**WORK INSTRUCTIONS**
Give every line below again, exactly.
----------------
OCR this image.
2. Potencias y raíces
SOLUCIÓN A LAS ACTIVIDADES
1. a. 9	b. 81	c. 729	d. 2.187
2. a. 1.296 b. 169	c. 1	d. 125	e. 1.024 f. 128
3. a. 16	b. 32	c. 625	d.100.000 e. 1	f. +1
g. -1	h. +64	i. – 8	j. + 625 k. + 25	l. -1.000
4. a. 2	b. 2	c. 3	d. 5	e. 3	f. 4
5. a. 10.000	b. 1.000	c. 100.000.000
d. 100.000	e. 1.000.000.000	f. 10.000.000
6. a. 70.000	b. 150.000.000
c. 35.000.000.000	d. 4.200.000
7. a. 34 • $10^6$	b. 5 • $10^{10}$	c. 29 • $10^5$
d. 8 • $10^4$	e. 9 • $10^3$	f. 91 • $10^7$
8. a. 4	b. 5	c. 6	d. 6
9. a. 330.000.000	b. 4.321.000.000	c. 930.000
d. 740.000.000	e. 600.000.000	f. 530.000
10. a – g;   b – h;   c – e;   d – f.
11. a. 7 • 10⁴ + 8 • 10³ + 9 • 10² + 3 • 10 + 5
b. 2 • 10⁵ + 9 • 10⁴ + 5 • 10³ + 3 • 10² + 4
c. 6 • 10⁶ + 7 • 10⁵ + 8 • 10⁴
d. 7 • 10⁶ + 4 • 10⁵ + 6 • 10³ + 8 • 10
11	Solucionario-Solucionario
----------------
**WRITTEN ANSWER**
OCR this image.
2. Potencias y raíces
SOLUCIÓN A LAS ACTIVIDADES
1. a. 9	b. 81	c. 729	d. 2.187
2. a. 1.296 b. 169	c. 1	d. 125	e. 1.024 f. 128
3. a. 16	b. 32	c. 625	d.100.000 e. 1	f. +1
g. -1	h. +64	i. – 8	j. + 625 k. + 25	l. -1.000
4. a. 2	b. 2	c. 3	d. 5	e. 3	f. 4
5. a. 10.000	b. 1.000	c. 100.000.000
d. 100.000	e. 1.000.000.000	f. 10.000.000
6. a. 70.000	b. 150.000.000
c. 35.000.000.000	d. 4.200.000
7. a. 34 • $10^6$	b. 5 • $10^{10}$	c. 29 • $10^5$
d. 8 • $10^4$	e. 9 • $10^3$	f. 91 • $10^7$
8. a. 4	b. 5	c. 6	d. 6
9. a. 330.000.000	b. 4.321.000.000	c. 930.000
d. 740.000.000	e. 600.000.000	f. 530.000
10. a – g;   b – h;   c – e;   d – f.
11. a. 7 • 10⁴ + 8 • 10³ + 9 • 10² + 3 • 10 + 5
b. 2 • 10⁵ + 9 • 10⁴ + 5 • 10³ + 3 • 10² + 4
c. 6 • 10⁶ + 7 • 10⁵ + 8 • 10⁴
d. 7 • 10⁶ + 4 • 10⁵ + 6 • 10³ + 8 • 10
11	Solucionario-Solucionario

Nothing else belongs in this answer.